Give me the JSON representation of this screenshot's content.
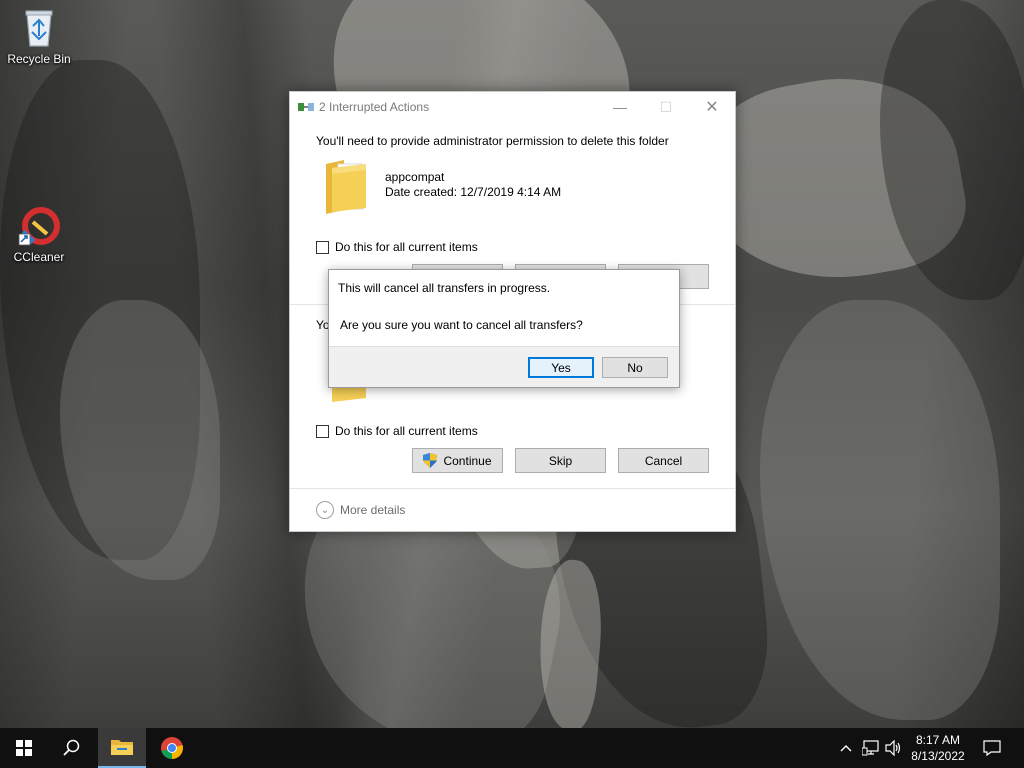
{
  "desktop": {
    "icons": [
      {
        "label": "Recycle Bin"
      },
      {
        "label": "CCleaner"
      }
    ]
  },
  "window": {
    "title": "2 Interrupted Actions",
    "minimize_glyph": "—",
    "maximize_glyph": "☐",
    "close_glyph": "✕",
    "item1": {
      "message": "You'll need to provide administrator permission to delete this folder",
      "file_name": "appcompat",
      "date_created": "Date created: 12/7/2019 4:14 AM",
      "checkbox_label": "Do this for all current items"
    },
    "item2": {
      "message_fragment": "Yo",
      "checkbox_label": "Do this for all current items",
      "continue_label": "Continue",
      "skip_label": "Skip",
      "cancel_label": "Cancel"
    },
    "more_details": "More details"
  },
  "confirm_dialog": {
    "line1": "This will cancel all transfers in progress.",
    "line2": "Are you sure you want to cancel all transfers?",
    "yes_label": "Yes",
    "no_label": "No"
  },
  "taskbar": {
    "time": "8:17 AM",
    "date": "8/13/2022",
    "accent_color": "#76b9ed"
  }
}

TASK PROMPT — Copy out every line where the word "transfers" occurs.

ANSWER TO THIS EXERCISE —
    "line1": "This will cancel all transfers in progress.",
    "line2": "Are you sure you want to cancel all transfers?",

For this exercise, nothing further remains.